Do this: Every line that contains the word "период" should be copied.

::::::::

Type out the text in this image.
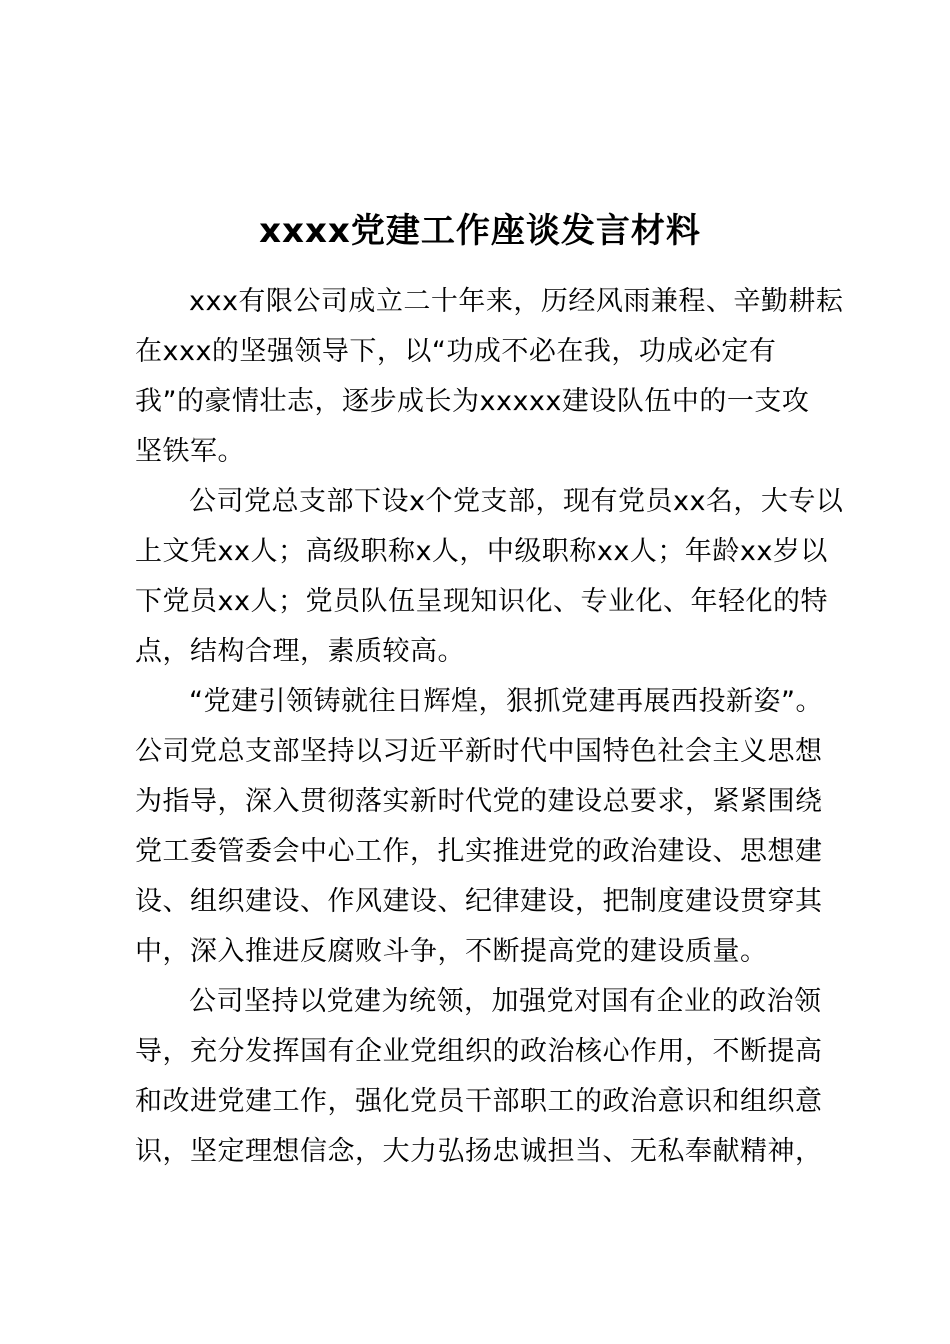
xxxx党建工作座谈发言材料
xxx有限公司成立二十年来，历经风雨兼程、辛勤耕耘
在xxx的坚强领导下，以“功成不必在我，功成必定有
我”的豪情壮志，逐步成长为xxxxx建设队伍中的一支攻
坚铁军。
公司党总支部下设x个党支部，现有党员xx名，大专以
上文凭xx人；高级职称x人，中级职称xx人；年龄xx岁以
下党员xx人；党员队伍呈现知识化、专业化、年轻化的特
点，结构合理，素质较高。
“党建引领铸就往日辉煌，狠抓党建再展西投新姿”。
公司党总支部坚持以习近平新时代中国特色社会主义思想
为指导，深入贯彻落实新时代党的建设总要求，紧紧围绕
党工委管委会中心工作，扎实推进党的政治建设、思想建
设、组织建设、作风建设、纪律建设，把制度建设贯穿其
中，深入推进反腐败斗争，不断提高党的建设质量。
公司坚持以党建为统领，加强党对国有企业的政治领
导，充分发挥国有企业党组织的政治核心作用，不断提高
和改进党建工作，强化党员干部职工的政治意识和组织意
识，坚定理想信念，大力弘扬忠诚担当、无私奉献精神，
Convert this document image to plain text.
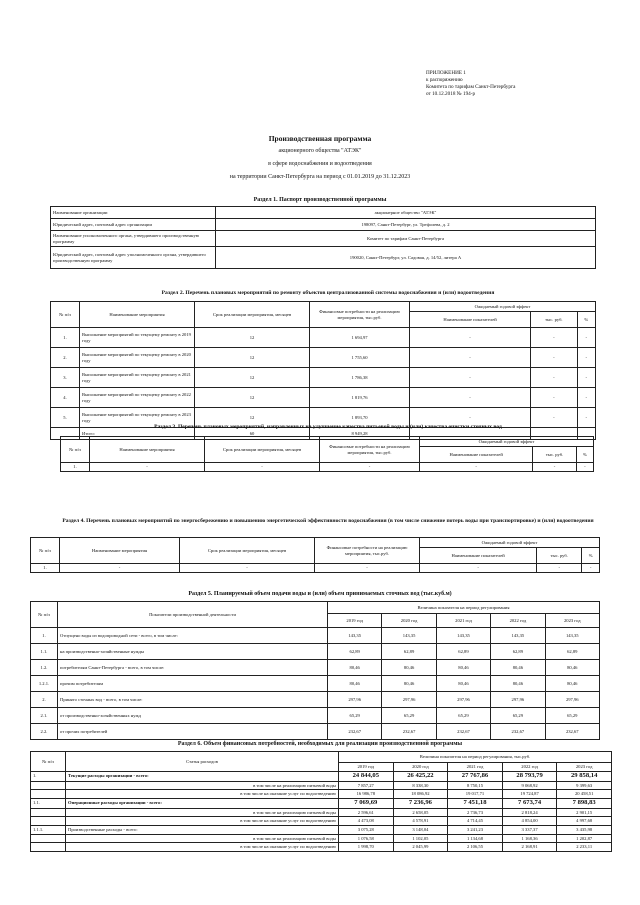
ПРИЛОЖЕНИЕ 1
к распоряжению
Комитета по тарифам Санкт-Петербурга
от 10.12.2018 № 194-р
Производственная программа
акционерного общества "АТЭК"
в сфере водоснабжения и водоотведения
на территории Санкт-Петербурга на период с 01.01.2019 до 31.12.2023
Раздел 1. Паспорт производственной программы
Наименование организации	акционерное общество "АТЭК"
Юридический адрес, почтовый адрес организации	198097, Санкт-Петербург, ул. Трефолева, д. 2
Наименование уполномоченного органа, утвердившего производственную программу	Комитет по тарифам Санкт-Петербурга
Юридический адрес, почтовый адрес уполномоченного органа, утвердившего производственную программу	190020, Санкт-Петербург, ул. Садовая, д. 14/52, литера А
Раздел 2. Перечень плановых мероприятий по ремонту объектов централизованной системы водоснабжения и (или) водоотведения
№ п/п	Наименование мероприятия	Срок реализации мероприятия, месяцев	Финансовые потребности на реализацию мероприятия, тыс.руб.	Ожидаемый годовой эффект		
				Наименование показателей	тыс. руб.	%
1.	Выполнение мероприятий по текущему ремонту в 2019 году	12	1 694,97	-	-	-
2.	Выполнение мероприятий по текущему ремонту в 2020 году	12	1 755,60	-	-	-
3.	Выполнение мероприятий по текущему ремонту в 2021 году	12	1 786,38	-	-	-
4.	Выполнение мероприятий по текущему ремонту в 2022 году	12	1 819,76	-	-	-
5.	Выполнение мероприятий по текущему ремонту в 2023 году	12	1 893,70	-	-	-
	Итого:	60	8 949,28			
Раздел 3. Перечень плановых мероприятий, направленных на улучшение качества питьевой воды и (или) качества очистки сточных вод
№ п/п	Наименование мероприятия	Срок реализации мероприятия, месяцев	Финансовые потребности на реализацию мероприятия, тыс.руб.	Ожидаемый годовой эффект		
				Наименование показателей	тыс. руб.	%
1.	-	-	-	-	-	-
Раздел 4. Перечень плановых мероприятий по энергосбережению и повышению энергетической эффективности водоснабжения (в том числе снижение потерь воды при транспортировке) и (или) водоотведения
№ п/п	Наименование мероприятия	Срок реализации мероприятия, месяцев	Финансовые потребности на реализацию мероприятия, тыс.руб.	Ожидаемый годовой эффект		
				Наименование показателей	тыс. руб.	%
1.	-	-	-	-	-	-
Раздел 5. Планируемый объем подачи воды и (или) объем принимаемых сточных вод (тыс.куб.м)
№ п/п	Показатели производственной деятельности	Величина показателя на период регулирования				
		2019 год	2020 год	2021 год	2022 год	2023 год
1.	Отпущено воды из водопроводной сети - всего, в том числе:	143,35	143,35	143,35	143,35	143,35
1.1.	на производственно-хозяйственные нужды	62,89	62,89	62,89	62,89	62,89
1.2.	потребителям Санкт-Петербурга - всего, в том числе:	80,46	80,46	80,46	80,46	80,46
1.2.1.	прочим потребителям	80,46	80,46	80,46	80,46	80,46
2.	Принято сточных вод - всего, в том числе:	297,96	297,96	297,96	297,96	297,96
2.1.	от производственно-хозяйственных нужд	65,29	65,29	65,29	65,29	65,29
2.2.	от прочих потребителей	232,67	232,67	232,67	232,67	232,67
Раздел 6. Объем финансовых потребностей, необходимых для реализации производственной программы
№ п/п	Статья расходов	Величина показателя на период регулирования, тыс.руб.				
		2019 год	2020 год	2021 год	2022 год	2023 год
1.	Текущие расходы организации - всего:	24 844,05	26 425,22	27 767,86	28 793,79	29 858,14
	в том числе на реализацию питьевой воды	7 857,27	8 338,30	8 750,15	9 068,92	9 399,63
	в том числе на оказание услуг по водоотведению	16 986,78	18 086,92	19 017,71	19 724,87	20 458,51
1.1.	Операционные расходы организации - всего:	7 069,69	7 236,96	7 451,18	7 673,74	7 898,83
	в том числе на реализацию питьевой воды	2 596,61	2 658,05	2 736,73	2 818,24	2 901,15
	в том числе на оказание услуг по водоотведению	4 473,08	4 578,91	4 714,45	4 854,00	4 997,68
1.1.1.	Производственные расходы - всего:	3 075,28	3 148,04	3 241,23	3 337,37	3 435,98
	в том числе на реализацию питьевой воды	1 076,58	1 102,05	1 134,68	1 168,36	1 202,87
	в том числе на оказание услуг по водоотведению	1 998,70	2 045,99	2 106,55	2 168,91	2 233,11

::::::::

Response to the exercise:
на территории Санкт-Петербурга на период с 01.01.2019 до 31.12.2023
№ п/п	Показатели производственной деятельности	Величина показателя на период регулирования				
№ п/п	Статья расходов	Величина показателя на период регулирования, тыс.руб.				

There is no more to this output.